#### REQUIRED WORK:
For each line that holds "Temperature", copy the line out.

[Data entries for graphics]
===

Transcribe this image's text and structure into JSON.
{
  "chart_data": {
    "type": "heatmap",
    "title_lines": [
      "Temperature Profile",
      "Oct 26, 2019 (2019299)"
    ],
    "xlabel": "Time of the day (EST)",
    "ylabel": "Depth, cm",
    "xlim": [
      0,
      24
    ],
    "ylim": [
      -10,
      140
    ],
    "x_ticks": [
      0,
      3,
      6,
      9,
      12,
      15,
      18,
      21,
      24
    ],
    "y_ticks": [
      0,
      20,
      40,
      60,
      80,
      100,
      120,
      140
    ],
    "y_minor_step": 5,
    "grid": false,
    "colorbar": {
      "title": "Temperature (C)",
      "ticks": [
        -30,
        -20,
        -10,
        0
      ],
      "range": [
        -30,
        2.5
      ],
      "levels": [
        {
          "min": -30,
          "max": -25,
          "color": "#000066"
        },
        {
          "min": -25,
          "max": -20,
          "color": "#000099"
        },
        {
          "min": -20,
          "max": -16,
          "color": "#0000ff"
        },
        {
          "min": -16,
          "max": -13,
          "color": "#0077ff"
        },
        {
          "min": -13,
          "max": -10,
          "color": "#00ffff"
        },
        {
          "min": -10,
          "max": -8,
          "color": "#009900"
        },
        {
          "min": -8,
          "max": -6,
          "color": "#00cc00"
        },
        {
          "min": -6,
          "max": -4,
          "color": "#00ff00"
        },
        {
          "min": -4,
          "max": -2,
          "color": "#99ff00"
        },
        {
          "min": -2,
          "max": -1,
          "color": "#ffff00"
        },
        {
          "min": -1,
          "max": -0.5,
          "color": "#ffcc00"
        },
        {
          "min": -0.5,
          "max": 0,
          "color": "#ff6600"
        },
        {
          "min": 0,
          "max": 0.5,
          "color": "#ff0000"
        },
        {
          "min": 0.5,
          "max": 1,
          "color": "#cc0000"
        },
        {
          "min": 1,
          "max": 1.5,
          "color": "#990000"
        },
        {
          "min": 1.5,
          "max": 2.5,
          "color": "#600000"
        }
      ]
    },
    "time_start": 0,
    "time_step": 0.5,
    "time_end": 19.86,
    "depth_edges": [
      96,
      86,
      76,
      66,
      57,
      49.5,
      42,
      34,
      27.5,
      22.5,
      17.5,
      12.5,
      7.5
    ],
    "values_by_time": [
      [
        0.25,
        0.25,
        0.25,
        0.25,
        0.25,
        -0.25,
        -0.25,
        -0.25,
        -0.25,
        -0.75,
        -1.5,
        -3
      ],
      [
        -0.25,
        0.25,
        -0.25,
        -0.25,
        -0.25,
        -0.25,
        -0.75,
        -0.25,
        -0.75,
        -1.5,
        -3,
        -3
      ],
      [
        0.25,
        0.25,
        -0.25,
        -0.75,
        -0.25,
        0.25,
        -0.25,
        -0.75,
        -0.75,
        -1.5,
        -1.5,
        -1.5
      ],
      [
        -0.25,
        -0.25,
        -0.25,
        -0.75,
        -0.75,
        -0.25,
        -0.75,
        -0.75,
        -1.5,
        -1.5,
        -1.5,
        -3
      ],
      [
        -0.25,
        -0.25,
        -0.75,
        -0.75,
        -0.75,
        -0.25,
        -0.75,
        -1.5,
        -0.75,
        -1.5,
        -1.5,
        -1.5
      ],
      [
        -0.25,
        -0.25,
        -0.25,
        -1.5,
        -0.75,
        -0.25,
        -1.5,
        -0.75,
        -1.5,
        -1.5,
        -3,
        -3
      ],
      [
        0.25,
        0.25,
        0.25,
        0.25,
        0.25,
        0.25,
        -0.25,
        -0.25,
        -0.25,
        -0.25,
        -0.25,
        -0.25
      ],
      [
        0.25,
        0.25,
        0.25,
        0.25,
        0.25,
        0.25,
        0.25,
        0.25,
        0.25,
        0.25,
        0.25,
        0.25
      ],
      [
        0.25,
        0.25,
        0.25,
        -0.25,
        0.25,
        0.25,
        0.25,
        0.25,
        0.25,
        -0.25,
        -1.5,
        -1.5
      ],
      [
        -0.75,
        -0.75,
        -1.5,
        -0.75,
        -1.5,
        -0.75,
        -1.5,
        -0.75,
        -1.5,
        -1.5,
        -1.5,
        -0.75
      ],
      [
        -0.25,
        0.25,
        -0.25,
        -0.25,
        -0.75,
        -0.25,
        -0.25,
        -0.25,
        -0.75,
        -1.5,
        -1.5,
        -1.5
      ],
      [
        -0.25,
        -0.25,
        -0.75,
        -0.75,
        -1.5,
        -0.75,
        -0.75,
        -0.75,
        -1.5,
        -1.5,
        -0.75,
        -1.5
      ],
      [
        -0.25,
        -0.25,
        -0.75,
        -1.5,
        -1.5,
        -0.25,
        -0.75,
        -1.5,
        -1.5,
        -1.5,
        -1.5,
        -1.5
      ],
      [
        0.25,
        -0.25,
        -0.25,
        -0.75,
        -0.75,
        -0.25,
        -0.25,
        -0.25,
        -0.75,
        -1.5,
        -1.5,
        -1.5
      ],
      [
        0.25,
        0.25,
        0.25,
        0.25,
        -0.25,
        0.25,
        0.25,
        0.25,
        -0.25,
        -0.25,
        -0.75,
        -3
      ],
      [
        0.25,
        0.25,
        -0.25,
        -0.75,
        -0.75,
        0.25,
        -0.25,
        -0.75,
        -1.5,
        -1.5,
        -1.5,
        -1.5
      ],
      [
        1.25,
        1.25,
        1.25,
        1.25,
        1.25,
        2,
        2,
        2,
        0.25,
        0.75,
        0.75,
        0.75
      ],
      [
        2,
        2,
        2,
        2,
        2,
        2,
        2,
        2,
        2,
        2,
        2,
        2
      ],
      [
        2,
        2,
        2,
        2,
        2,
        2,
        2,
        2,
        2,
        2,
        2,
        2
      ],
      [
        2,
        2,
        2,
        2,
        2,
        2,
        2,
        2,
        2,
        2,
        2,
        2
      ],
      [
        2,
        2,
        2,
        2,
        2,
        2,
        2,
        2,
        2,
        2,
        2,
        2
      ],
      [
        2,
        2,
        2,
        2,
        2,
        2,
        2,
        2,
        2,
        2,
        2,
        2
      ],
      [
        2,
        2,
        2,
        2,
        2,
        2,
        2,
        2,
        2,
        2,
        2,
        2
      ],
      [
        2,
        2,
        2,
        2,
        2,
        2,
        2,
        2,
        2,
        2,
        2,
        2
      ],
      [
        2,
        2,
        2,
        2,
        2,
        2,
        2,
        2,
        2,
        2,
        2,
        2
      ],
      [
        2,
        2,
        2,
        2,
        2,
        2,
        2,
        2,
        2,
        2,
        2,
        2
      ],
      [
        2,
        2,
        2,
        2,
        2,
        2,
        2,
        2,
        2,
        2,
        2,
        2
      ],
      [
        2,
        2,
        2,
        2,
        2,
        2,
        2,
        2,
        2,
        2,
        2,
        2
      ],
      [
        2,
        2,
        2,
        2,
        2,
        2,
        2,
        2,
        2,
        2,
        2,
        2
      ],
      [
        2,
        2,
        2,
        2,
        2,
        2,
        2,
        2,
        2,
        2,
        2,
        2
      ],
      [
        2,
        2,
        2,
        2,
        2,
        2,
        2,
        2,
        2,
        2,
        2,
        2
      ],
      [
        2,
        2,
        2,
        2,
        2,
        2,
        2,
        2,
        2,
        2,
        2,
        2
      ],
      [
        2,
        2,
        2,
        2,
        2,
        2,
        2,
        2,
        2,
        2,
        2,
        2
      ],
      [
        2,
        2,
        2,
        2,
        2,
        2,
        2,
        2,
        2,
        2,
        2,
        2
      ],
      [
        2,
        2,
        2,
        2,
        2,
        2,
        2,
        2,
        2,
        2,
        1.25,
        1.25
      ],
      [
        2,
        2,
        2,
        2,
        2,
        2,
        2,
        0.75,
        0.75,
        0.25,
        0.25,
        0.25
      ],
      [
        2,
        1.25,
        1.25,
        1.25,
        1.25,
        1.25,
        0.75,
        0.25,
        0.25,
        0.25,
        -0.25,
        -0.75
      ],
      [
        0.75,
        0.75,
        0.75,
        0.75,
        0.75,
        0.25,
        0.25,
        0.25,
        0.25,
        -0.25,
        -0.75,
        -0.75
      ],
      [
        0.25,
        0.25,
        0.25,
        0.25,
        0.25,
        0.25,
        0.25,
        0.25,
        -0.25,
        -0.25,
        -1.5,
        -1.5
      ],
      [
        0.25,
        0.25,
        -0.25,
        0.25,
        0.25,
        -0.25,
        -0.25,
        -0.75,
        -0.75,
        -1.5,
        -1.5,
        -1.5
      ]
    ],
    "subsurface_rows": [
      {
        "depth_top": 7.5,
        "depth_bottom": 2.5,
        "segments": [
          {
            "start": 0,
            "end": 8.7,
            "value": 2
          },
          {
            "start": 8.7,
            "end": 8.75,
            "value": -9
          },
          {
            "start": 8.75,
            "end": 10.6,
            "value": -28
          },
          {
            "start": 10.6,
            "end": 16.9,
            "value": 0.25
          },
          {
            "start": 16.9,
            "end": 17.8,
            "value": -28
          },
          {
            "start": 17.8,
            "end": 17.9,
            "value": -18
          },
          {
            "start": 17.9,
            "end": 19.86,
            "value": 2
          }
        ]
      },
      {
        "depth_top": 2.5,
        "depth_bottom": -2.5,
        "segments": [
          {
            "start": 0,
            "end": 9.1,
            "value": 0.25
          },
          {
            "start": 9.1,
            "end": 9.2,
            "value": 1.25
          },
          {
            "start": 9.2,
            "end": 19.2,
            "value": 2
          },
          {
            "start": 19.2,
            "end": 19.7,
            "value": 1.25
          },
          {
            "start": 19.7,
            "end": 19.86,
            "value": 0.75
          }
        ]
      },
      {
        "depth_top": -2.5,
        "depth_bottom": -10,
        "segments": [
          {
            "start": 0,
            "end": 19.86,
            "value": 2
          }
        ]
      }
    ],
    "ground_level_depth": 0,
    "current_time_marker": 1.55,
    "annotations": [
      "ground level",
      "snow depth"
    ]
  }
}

===

#### RESULT:
      "Temperature Profile",
      "title": "Temperature (C)",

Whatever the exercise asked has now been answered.